** Start of SOURCE DATA **
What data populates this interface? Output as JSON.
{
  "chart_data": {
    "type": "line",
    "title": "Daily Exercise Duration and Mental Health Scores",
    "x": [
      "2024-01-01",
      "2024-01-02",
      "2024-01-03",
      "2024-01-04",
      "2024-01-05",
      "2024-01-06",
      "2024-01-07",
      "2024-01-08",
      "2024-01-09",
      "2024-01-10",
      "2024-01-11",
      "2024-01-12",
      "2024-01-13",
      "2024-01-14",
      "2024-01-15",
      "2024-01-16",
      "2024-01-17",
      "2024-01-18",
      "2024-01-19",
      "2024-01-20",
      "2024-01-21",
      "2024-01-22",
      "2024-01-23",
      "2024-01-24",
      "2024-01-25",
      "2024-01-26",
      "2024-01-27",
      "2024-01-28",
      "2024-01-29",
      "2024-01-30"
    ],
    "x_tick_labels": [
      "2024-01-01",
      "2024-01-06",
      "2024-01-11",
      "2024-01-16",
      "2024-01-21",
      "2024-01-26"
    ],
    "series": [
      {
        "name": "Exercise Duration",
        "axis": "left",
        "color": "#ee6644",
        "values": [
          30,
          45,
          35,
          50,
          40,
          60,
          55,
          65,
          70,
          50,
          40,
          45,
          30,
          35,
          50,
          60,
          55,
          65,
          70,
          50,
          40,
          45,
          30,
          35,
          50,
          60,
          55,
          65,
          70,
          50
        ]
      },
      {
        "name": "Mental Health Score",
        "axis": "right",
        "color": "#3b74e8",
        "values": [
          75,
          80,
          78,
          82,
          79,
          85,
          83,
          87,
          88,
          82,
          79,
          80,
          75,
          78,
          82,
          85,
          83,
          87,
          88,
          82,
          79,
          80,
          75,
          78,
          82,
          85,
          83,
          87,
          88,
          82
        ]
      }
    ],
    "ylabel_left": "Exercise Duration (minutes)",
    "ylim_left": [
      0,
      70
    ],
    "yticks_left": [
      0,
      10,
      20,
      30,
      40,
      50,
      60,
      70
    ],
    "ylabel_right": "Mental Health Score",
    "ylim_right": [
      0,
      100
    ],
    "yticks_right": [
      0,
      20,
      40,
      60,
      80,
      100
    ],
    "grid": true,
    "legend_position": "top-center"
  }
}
** End of SOURCE DATA **
** Start of SOURCE DATA **
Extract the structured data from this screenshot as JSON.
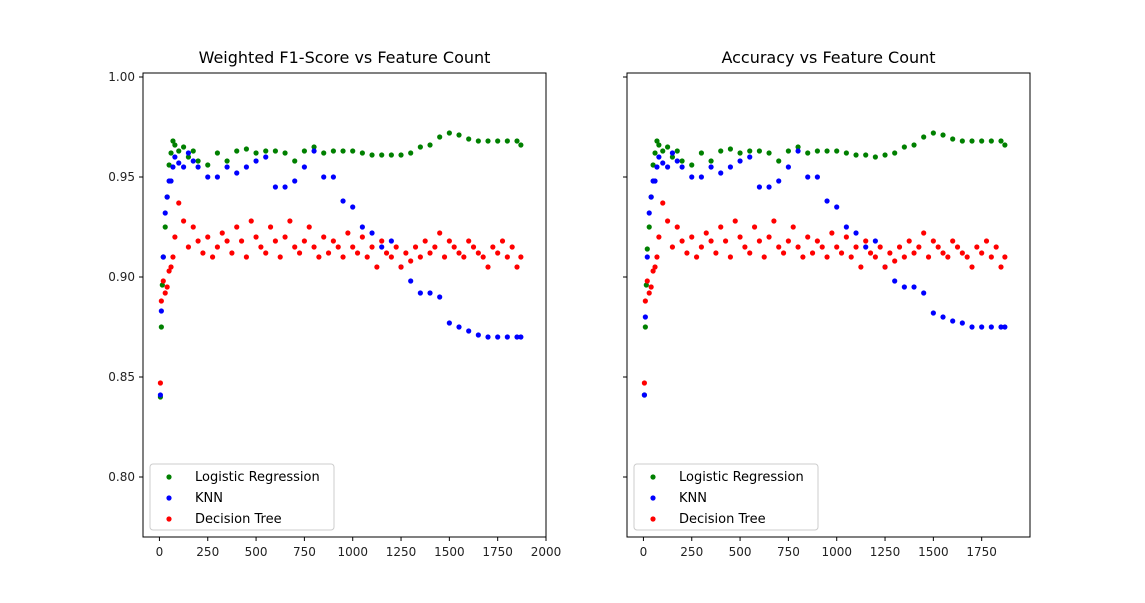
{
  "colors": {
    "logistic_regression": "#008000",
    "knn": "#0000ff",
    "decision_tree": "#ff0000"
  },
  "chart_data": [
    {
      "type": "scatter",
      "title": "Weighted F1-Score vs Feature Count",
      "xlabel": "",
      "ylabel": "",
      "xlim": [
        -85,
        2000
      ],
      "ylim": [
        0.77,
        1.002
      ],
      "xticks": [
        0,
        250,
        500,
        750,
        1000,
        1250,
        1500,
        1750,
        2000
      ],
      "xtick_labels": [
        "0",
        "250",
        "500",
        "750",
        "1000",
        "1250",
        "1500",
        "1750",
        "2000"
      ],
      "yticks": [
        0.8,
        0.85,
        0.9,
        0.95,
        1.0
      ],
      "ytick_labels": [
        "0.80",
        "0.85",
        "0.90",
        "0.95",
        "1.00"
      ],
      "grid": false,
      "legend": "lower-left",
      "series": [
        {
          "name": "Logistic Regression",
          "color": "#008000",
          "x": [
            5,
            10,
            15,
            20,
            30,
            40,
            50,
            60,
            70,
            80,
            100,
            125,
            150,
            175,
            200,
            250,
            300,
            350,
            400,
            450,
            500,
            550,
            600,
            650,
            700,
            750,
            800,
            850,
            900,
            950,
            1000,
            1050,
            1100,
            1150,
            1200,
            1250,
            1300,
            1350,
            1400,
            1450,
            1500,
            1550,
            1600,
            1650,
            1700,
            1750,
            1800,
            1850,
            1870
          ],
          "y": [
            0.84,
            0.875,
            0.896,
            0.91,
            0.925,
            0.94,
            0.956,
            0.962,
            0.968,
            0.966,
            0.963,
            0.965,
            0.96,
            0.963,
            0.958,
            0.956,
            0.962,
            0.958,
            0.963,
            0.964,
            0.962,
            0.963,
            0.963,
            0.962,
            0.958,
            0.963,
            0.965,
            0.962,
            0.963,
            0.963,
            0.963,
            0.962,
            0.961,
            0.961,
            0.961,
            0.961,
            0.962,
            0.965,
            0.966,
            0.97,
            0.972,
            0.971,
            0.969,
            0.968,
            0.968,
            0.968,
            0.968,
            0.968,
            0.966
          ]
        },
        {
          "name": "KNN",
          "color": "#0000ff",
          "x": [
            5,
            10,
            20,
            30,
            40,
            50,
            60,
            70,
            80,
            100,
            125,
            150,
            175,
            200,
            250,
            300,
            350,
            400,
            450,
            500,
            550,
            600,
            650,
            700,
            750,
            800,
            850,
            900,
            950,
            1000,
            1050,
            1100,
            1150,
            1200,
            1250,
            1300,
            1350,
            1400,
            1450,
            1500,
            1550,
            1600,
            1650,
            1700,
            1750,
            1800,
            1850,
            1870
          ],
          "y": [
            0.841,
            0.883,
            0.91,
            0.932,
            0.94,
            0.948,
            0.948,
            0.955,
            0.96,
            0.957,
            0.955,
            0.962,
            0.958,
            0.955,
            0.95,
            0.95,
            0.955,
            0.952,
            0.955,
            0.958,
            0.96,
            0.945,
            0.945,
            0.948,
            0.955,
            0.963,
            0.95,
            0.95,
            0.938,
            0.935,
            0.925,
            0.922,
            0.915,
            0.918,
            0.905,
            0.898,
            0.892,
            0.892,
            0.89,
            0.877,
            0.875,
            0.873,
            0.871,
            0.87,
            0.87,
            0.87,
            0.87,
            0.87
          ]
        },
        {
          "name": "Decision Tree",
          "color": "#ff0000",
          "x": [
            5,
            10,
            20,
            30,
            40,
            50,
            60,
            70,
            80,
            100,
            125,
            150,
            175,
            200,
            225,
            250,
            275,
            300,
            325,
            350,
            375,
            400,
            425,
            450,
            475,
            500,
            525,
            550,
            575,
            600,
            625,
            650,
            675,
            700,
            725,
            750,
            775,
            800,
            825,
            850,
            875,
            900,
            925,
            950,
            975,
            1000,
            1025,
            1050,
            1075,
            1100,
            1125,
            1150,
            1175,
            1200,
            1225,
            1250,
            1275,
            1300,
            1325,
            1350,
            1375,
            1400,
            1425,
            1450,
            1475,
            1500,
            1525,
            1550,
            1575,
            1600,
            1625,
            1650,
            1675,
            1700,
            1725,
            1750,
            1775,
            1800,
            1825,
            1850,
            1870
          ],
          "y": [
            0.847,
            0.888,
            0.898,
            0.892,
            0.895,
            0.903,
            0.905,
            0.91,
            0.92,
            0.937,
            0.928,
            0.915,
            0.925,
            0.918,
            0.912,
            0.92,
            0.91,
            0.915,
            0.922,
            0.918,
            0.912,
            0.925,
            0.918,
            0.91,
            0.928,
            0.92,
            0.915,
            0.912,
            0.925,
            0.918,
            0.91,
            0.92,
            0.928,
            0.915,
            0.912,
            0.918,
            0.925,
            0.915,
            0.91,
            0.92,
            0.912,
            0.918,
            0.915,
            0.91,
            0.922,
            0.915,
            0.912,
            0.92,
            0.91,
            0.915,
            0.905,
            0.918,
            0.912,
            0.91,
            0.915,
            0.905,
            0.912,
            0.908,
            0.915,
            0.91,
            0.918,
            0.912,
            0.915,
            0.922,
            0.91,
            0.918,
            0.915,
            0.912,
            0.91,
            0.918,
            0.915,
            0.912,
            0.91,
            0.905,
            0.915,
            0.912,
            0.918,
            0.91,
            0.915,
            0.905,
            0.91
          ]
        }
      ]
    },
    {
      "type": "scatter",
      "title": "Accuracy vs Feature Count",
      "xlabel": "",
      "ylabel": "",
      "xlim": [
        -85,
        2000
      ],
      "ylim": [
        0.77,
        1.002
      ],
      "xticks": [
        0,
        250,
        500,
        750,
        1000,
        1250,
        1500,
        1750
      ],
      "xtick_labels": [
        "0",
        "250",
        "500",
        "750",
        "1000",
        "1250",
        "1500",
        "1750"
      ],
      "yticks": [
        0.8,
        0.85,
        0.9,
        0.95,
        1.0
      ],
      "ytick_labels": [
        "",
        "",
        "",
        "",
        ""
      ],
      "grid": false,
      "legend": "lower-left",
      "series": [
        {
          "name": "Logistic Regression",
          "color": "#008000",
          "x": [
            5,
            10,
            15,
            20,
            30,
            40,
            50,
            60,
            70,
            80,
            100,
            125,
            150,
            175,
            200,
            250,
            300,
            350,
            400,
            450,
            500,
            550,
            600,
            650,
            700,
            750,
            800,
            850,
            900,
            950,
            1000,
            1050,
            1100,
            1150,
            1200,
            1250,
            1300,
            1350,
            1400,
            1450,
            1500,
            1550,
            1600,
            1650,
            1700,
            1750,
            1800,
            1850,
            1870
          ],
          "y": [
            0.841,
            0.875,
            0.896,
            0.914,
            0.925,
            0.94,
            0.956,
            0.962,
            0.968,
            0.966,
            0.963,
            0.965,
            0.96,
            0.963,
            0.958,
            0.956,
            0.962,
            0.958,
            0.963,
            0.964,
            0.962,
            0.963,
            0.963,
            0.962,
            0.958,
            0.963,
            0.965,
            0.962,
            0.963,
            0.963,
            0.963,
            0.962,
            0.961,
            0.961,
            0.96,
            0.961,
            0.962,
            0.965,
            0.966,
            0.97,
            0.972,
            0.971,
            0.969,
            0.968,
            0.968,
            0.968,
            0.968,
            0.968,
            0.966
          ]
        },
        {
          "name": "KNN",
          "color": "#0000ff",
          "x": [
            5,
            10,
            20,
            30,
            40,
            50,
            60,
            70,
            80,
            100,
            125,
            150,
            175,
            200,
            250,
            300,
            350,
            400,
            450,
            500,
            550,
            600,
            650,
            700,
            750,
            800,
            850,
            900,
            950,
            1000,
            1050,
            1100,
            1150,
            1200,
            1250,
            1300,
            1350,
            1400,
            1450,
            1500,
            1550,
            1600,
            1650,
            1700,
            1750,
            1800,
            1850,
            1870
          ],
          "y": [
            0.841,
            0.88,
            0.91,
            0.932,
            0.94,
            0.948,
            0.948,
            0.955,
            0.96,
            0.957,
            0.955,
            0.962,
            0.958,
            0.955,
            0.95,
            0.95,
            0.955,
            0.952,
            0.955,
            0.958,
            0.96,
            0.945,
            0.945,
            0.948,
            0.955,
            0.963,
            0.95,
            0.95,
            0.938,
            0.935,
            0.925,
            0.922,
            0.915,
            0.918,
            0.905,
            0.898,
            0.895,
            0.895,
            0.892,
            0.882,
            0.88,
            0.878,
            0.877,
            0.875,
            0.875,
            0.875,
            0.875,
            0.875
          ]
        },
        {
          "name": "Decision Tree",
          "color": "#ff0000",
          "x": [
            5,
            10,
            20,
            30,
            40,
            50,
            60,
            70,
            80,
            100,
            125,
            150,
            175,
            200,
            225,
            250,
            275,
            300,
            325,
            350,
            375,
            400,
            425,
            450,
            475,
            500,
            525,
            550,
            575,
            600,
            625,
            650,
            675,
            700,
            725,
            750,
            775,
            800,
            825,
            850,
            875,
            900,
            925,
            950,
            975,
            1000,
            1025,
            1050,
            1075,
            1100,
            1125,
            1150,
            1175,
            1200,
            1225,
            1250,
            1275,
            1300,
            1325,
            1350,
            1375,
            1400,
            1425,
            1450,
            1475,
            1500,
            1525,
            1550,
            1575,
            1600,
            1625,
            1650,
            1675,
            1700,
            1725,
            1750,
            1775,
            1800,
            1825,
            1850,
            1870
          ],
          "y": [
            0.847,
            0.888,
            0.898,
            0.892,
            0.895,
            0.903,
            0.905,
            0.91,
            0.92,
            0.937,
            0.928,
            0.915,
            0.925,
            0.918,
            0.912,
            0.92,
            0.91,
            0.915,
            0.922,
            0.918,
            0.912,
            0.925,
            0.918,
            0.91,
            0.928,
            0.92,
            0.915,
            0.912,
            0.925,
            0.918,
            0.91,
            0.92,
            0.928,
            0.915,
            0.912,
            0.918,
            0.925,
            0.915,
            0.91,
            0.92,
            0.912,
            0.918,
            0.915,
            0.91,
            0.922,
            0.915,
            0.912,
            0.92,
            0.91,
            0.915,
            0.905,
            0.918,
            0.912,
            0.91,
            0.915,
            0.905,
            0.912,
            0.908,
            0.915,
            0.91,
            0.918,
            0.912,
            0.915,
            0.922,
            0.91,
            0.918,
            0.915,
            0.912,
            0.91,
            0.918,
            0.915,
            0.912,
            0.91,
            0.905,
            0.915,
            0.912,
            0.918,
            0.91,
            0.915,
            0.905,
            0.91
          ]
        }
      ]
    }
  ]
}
** End of SOURCE DATA **
** Start of SOURCE DATA **
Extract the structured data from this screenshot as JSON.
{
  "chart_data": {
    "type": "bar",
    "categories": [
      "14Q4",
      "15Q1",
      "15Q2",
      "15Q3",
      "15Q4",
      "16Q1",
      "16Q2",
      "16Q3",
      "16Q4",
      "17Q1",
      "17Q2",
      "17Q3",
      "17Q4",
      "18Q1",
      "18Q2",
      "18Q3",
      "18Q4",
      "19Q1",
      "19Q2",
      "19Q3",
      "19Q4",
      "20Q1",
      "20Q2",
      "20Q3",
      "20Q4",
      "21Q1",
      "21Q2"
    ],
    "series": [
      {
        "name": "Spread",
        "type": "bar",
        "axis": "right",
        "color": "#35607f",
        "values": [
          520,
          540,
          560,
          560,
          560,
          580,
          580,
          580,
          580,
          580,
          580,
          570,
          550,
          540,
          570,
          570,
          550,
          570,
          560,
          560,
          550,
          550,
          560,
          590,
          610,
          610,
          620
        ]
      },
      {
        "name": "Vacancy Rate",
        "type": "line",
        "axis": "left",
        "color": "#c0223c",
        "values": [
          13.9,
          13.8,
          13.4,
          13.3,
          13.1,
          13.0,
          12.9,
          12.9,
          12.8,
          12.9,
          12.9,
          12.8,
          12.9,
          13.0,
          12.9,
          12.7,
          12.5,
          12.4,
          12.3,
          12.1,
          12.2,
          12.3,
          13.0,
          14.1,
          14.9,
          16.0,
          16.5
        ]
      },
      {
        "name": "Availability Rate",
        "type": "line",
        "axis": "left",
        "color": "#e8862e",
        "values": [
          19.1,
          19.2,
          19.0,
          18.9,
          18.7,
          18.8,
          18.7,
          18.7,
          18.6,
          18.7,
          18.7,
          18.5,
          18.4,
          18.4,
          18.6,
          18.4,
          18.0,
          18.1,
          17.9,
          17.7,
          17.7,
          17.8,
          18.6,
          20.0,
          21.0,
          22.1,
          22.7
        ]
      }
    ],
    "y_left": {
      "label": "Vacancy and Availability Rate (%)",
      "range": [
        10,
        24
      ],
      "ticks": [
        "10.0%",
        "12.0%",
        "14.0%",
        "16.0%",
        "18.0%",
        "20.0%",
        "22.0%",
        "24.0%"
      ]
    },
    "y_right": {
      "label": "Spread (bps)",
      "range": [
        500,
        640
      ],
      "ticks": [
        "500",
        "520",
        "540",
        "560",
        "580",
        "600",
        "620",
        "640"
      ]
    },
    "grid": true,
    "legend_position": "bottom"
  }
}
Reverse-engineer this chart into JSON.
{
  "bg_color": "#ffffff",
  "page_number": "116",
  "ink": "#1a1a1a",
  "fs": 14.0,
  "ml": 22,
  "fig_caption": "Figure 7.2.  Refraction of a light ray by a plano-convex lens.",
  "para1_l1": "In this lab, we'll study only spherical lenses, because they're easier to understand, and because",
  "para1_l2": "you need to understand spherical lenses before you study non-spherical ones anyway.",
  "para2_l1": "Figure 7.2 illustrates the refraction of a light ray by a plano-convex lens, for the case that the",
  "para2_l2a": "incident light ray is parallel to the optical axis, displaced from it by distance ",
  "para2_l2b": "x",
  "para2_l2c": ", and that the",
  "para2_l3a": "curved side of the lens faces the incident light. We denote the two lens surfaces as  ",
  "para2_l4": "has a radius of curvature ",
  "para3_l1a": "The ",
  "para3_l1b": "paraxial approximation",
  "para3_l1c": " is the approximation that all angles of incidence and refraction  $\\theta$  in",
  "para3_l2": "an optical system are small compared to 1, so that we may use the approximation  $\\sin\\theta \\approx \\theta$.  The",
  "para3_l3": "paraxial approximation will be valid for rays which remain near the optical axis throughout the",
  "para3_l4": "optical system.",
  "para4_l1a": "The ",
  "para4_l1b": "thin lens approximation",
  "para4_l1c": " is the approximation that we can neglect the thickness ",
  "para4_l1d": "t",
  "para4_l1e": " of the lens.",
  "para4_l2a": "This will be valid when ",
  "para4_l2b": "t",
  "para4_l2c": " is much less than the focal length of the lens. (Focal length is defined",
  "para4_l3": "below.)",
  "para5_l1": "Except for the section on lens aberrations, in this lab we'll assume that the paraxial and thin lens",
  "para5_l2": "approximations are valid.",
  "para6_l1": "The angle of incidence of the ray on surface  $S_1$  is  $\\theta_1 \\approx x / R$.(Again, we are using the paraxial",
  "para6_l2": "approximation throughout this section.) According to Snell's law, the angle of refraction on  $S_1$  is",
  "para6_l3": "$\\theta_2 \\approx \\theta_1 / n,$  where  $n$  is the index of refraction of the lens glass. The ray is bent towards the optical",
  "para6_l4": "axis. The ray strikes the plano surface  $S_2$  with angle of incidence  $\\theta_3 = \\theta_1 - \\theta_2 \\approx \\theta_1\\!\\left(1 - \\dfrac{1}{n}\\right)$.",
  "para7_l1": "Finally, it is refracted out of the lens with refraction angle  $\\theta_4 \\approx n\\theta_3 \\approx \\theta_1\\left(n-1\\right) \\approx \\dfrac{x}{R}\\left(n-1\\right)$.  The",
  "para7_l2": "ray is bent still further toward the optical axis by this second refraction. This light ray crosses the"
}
** End of SOURCE DATA **
YOUR TASK: Make a copy of each line that contains the string "valid".

SOLUTION BELOW:
  "para3_l3": "paraxial approximation will be valid for rays which remain near the optical axis throughout the",
  "para4_l2a": "This will be valid when ",
  "para5_l2": "approximations are valid.",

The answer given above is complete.